What the task asks:
Give the number of lines in the records that contain the string "trend", treating uppercase and lowercase as different, and reply with that number only.

Element placement data:
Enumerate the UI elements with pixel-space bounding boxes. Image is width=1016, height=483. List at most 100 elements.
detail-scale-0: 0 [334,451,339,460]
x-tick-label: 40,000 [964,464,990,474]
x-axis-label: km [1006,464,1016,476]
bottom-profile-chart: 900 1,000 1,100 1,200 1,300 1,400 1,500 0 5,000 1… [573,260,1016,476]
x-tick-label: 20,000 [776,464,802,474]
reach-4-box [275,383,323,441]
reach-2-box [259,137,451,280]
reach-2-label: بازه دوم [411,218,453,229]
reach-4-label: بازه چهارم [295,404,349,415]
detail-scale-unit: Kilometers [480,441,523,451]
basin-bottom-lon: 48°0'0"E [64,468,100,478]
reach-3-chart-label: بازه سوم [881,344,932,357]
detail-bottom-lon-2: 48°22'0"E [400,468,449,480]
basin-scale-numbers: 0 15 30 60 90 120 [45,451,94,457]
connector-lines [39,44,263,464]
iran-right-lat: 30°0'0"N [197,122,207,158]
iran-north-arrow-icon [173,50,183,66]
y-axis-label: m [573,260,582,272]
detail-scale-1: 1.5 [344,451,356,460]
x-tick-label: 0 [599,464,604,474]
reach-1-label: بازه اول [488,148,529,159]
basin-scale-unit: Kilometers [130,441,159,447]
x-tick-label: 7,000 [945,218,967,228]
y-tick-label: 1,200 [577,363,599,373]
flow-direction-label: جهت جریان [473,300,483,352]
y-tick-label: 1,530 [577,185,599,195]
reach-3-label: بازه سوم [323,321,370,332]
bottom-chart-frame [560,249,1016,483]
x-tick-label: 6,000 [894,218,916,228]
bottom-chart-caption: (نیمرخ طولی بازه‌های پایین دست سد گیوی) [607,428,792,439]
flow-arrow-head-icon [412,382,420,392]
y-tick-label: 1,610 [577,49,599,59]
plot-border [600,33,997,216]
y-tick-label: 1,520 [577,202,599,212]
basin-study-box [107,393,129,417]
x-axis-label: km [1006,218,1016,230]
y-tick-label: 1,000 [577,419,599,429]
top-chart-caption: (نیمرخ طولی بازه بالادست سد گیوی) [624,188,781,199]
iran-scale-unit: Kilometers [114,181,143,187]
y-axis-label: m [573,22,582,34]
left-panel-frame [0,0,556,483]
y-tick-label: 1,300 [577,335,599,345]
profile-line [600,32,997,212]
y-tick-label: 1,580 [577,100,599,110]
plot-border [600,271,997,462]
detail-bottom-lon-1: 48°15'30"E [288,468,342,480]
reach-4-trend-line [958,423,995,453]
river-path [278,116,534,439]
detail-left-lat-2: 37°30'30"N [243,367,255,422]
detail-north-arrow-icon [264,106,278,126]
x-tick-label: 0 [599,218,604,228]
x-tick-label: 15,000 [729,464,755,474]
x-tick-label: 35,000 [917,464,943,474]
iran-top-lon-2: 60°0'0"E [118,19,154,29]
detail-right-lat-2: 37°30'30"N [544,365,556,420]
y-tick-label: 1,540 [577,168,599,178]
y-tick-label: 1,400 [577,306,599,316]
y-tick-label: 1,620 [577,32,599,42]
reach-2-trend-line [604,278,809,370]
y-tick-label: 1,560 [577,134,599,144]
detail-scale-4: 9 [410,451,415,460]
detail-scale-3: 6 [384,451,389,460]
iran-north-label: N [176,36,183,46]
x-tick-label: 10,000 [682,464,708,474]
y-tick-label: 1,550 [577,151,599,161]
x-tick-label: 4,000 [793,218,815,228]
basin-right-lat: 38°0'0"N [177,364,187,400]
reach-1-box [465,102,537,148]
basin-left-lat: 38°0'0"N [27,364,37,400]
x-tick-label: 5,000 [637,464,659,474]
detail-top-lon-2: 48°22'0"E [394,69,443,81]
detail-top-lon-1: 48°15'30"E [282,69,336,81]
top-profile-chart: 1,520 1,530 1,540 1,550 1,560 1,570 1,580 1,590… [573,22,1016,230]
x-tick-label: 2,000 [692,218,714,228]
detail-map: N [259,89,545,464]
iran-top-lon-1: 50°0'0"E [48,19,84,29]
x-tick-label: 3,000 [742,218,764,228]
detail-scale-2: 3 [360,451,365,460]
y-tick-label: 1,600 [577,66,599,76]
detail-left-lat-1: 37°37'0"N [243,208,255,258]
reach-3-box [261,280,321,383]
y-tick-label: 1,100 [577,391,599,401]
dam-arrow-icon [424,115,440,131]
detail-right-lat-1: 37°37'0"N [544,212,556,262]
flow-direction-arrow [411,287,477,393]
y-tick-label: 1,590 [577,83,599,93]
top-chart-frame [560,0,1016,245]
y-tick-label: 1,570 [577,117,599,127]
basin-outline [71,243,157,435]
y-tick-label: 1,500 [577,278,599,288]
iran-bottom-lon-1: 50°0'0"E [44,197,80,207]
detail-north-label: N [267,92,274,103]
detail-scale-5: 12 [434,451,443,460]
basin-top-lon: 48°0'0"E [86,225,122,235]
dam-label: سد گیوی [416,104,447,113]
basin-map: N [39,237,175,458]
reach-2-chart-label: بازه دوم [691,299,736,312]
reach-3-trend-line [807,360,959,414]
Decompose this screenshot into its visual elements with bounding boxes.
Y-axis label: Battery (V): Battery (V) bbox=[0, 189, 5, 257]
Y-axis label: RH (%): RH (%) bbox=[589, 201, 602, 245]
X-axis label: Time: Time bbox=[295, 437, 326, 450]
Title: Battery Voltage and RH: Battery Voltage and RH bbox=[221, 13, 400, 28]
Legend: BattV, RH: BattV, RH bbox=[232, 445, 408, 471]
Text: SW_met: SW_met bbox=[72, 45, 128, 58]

Reply to the task:
3